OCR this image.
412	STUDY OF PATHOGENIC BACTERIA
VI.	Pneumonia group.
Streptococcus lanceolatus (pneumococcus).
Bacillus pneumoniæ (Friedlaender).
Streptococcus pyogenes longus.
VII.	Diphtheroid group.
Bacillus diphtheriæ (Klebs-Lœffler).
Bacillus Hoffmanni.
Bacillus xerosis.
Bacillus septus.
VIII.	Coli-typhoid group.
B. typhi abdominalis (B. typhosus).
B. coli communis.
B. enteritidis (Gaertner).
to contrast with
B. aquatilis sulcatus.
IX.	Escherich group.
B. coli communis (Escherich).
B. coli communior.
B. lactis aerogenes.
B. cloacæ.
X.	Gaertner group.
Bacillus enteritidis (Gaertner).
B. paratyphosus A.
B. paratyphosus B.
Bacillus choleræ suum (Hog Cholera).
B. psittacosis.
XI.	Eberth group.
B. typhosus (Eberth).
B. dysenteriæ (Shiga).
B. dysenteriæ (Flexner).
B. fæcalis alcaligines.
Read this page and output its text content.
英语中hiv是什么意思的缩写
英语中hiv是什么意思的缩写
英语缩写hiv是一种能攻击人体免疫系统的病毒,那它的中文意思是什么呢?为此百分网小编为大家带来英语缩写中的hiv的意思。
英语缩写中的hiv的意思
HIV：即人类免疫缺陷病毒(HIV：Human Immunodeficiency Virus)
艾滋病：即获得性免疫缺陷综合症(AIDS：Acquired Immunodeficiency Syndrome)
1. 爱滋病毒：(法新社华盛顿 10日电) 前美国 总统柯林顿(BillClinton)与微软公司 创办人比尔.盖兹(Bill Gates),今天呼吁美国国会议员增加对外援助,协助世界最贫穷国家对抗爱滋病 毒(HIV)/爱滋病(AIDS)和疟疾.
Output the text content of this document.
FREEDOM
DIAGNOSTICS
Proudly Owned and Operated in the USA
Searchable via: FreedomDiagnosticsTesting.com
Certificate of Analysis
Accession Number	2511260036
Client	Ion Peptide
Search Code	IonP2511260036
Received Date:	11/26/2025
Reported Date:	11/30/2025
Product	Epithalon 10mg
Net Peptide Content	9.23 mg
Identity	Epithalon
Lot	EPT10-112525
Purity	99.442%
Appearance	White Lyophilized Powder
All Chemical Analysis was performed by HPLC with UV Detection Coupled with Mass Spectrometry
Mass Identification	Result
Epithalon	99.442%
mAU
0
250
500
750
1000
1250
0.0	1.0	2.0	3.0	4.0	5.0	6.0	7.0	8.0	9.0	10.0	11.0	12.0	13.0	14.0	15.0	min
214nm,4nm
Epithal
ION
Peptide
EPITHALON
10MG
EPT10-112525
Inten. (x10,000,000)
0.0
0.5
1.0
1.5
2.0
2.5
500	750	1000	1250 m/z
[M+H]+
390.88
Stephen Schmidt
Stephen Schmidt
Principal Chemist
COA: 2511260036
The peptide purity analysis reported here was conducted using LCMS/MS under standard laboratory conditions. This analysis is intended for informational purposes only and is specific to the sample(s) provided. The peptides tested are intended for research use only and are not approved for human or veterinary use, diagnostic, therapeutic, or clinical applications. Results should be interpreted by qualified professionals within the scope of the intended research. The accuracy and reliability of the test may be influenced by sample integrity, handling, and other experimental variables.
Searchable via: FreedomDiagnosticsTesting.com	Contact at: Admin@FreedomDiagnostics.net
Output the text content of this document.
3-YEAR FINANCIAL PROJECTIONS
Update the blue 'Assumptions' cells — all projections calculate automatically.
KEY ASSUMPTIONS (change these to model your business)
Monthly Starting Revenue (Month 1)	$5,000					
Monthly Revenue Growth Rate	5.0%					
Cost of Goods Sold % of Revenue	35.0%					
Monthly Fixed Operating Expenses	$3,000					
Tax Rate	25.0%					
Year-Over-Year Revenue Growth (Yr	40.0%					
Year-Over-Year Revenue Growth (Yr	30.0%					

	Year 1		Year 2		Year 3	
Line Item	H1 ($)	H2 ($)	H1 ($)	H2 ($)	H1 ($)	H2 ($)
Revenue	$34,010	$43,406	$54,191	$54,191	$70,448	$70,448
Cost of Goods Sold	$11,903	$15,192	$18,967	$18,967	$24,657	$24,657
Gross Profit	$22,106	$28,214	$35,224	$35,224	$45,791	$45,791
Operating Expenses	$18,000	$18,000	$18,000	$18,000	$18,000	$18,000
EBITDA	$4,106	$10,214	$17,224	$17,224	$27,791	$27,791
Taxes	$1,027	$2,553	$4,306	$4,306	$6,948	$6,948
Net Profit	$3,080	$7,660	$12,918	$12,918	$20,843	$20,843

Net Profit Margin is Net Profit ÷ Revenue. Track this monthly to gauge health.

####################

ACTION ITEM: If a line in the records contains the string "Over", copy it out.

EXPECTED OUTPUT:
Year-Over-Year Revenue Growth (Yr	40.0%					
Year-Over-Year Revenue Growth (Yr	30.0%					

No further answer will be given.